▸ **GIVEN EXERCISE**
Print out each entry below exactly, please.

··· DATA TO PROCESS

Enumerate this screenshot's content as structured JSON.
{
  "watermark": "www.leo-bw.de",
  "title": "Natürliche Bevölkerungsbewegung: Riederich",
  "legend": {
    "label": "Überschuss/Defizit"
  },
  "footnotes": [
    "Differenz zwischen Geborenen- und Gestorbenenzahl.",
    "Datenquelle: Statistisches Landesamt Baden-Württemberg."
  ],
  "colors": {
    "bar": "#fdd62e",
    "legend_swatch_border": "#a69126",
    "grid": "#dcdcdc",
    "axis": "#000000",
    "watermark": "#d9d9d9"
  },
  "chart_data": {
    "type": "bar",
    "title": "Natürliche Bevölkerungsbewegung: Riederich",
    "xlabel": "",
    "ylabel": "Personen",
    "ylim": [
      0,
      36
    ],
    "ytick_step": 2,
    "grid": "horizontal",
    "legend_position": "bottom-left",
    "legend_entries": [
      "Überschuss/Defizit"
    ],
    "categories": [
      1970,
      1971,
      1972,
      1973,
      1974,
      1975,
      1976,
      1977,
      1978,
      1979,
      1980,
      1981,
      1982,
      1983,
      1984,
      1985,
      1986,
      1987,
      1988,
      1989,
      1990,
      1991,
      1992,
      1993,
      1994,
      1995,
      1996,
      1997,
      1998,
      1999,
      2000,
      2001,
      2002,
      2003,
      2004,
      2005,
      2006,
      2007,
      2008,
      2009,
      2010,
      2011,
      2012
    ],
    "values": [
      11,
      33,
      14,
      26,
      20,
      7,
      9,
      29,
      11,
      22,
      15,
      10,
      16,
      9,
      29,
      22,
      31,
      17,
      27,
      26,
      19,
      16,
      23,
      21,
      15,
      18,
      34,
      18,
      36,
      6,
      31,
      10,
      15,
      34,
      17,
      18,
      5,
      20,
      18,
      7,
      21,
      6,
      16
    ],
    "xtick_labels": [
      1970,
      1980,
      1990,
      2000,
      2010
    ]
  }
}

······

▸ **RESPONSE TO THIS EXERCISE**
Enumerate this screenshot's content as structured JSON.
{
  "watermark": "www.leo-bw.de",
  "title": "Natürliche Bevölkerungsbewegung: Riederich",
  "legend": {
    "label": "Überschuss/Defizit"
  },
  "footnotes": [
    "Differenz zwischen Geborenen- und Gestorbenenzahl.",
    "Datenquelle: Statistisches Landesamt Baden-Württemberg."
  ],
  "colors": {
    "bar": "#fdd62e",
    "legend_swatch_border": "#a69126",
    "grid": "#dcdcdc",
    "axis": "#000000",
    "watermark": "#d9d9d9"
  },
  "chart_data": {
    "type": "bar",
    "title": "Natürliche Bevölkerungsbewegung: Riederich",
    "xlabel": "",
    "ylabel": "Personen",
    "ylim": [
      0,
      36
    ],
    "ytick_step": 2,
    "grid": "horizontal",
    "legend_position": "bottom-left",
    "legend_entries": [
      "Überschuss/Defizit"
    ],
    "categories": [
      1970,
      1971,
      1972,
      1973,
      1974,
      1975,
      1976,
      1977,
      1978,
      1979,
      1980,
      1981,
      1982,
      1983,
      1984,
      1985,
      1986,
      1987,
      1988,
      1989,
      1990,
      1991,
      1992,
      1993,
      1994,
      1995,
      1996,
      1997,
      1998,
      1999,
      2000,
      2001,
      2002,
      2003,
      2004,
      2005,
      2006,
      2007,
      2008,
      2009,
      2010,
      2011,
      2012
    ],
    "values": [
      11,
      33,
      14,
      26,
      20,
      7,
      9,
      29,
      11,
      22,
      15,
      10,
      16,
      9,
      29,
      22,
      31,
      17,
      27,
      26,
      19,
      16,
      23,
      21,
      15,
      18,
      34,
      18,
      36,
      6,
      31,
      10,
      15,
      34,
      17,
      18,
      5,
      20,
      18,
      7,
      21,
      6,
      16
    ],
    "xtick_labels": [
      1970,
      1980,
      1990,
      2000,
      2010
    ]
  }
}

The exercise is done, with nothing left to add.